→ **EXERCISE AIM**: Assemble all lines in which the string "screenshot" appears.
--- BEGIN ---
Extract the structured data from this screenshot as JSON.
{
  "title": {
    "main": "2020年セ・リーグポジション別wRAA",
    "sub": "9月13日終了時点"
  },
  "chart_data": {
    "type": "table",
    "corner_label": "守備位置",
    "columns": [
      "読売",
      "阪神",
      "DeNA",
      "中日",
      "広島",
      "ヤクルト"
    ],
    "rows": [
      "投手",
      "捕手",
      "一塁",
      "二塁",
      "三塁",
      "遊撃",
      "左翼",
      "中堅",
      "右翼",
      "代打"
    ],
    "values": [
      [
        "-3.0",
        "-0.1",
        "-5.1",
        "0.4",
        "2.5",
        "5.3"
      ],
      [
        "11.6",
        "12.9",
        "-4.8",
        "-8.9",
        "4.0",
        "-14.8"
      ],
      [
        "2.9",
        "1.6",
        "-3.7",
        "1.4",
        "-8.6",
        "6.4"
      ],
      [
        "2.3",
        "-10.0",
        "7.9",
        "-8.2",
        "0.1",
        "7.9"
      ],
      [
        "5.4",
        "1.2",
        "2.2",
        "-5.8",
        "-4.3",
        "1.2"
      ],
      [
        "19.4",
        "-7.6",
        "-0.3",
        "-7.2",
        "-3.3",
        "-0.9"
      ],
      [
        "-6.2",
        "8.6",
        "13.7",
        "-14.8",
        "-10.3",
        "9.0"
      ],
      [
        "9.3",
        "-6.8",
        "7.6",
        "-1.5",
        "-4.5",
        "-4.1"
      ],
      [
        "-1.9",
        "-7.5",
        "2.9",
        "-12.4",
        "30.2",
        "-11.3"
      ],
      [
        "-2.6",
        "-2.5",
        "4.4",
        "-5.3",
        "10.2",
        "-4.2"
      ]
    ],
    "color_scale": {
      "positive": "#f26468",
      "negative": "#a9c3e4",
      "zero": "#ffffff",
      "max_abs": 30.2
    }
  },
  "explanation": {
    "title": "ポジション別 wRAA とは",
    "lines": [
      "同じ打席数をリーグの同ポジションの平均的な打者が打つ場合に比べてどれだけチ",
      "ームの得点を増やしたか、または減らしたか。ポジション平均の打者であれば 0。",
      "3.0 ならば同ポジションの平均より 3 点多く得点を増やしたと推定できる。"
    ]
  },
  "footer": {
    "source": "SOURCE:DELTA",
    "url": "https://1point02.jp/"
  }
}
--- END ---
--- BEGIN ---
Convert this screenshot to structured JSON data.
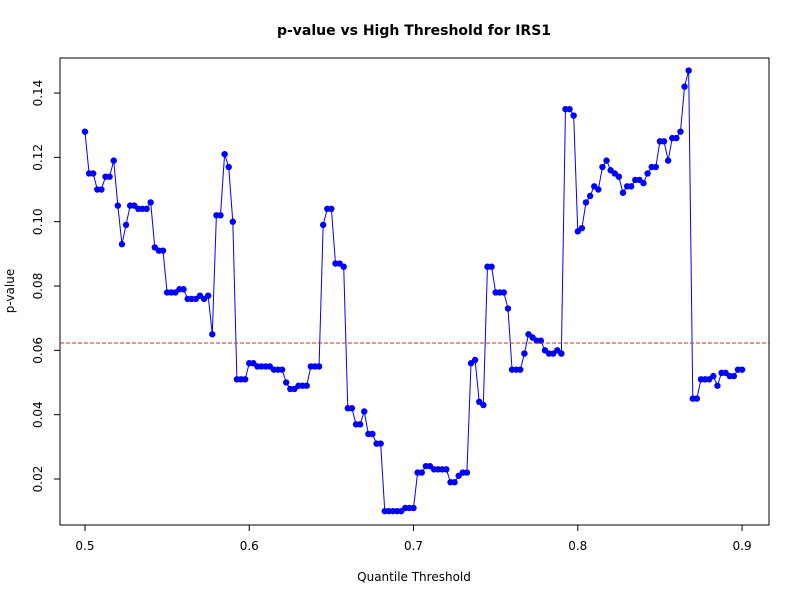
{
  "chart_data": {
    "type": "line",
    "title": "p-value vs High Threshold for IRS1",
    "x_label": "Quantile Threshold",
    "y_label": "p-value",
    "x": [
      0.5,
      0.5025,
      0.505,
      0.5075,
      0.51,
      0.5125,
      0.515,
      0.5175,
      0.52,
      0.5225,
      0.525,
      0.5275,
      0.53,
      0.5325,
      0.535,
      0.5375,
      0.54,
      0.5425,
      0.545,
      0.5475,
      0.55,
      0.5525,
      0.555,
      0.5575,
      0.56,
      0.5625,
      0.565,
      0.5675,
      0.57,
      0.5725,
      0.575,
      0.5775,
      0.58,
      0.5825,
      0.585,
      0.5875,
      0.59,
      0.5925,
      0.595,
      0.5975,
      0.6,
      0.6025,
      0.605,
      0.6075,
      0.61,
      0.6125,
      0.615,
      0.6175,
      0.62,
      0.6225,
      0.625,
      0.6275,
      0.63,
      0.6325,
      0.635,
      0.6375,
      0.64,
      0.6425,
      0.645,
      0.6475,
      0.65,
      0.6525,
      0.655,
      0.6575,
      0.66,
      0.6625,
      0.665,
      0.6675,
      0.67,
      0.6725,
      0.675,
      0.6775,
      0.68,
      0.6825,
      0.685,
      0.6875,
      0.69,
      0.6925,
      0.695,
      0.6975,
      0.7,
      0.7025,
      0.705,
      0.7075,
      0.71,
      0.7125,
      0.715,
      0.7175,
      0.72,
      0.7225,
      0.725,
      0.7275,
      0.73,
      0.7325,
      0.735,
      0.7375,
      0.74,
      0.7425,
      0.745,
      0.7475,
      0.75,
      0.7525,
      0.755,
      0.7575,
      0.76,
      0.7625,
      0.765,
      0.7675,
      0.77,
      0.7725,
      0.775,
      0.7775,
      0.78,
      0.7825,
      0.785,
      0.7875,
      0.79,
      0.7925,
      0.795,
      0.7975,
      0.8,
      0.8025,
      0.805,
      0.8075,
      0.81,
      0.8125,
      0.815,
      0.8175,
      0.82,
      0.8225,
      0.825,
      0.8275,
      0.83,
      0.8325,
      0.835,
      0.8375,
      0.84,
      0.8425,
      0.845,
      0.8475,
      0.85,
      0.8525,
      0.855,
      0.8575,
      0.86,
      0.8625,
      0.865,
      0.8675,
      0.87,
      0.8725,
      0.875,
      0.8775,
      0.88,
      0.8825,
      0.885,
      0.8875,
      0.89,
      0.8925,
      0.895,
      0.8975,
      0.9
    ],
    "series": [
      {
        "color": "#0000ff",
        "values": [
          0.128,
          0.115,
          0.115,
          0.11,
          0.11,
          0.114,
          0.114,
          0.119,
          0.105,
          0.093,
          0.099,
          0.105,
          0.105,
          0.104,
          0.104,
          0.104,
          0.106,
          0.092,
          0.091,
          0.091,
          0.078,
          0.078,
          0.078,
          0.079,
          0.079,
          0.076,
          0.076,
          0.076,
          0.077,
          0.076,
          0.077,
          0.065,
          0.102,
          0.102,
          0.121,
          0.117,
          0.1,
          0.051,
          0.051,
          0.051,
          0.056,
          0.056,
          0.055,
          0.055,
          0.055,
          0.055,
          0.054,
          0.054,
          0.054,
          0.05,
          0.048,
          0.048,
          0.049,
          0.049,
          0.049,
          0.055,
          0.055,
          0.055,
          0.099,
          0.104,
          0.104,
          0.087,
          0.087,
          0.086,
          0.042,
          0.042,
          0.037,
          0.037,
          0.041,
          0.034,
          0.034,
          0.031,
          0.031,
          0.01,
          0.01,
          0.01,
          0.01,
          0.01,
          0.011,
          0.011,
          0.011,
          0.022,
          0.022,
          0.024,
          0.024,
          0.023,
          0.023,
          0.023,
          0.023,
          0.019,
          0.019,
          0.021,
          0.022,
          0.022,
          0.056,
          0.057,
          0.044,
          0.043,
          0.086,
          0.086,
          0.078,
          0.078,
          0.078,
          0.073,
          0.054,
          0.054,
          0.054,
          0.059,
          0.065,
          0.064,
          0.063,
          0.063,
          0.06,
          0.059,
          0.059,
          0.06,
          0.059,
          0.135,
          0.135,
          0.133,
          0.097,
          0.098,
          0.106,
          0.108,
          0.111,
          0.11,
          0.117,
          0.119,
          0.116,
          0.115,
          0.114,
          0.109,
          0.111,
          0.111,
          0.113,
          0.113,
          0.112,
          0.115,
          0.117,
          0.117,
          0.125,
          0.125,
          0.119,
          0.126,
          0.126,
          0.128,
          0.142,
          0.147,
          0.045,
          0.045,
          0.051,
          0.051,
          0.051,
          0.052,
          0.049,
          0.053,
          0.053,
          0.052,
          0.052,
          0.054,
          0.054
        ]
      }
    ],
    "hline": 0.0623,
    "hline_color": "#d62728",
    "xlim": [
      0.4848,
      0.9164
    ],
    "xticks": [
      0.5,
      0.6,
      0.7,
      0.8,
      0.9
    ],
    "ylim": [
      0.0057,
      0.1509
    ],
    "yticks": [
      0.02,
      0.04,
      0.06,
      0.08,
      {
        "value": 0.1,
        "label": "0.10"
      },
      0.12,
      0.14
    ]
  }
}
--- END ---
→ **SOLUTION FOR THIS EXERCISE**:
Extract the structured data from this screenshot as JSON.
Convert this screenshot to structured JSON data.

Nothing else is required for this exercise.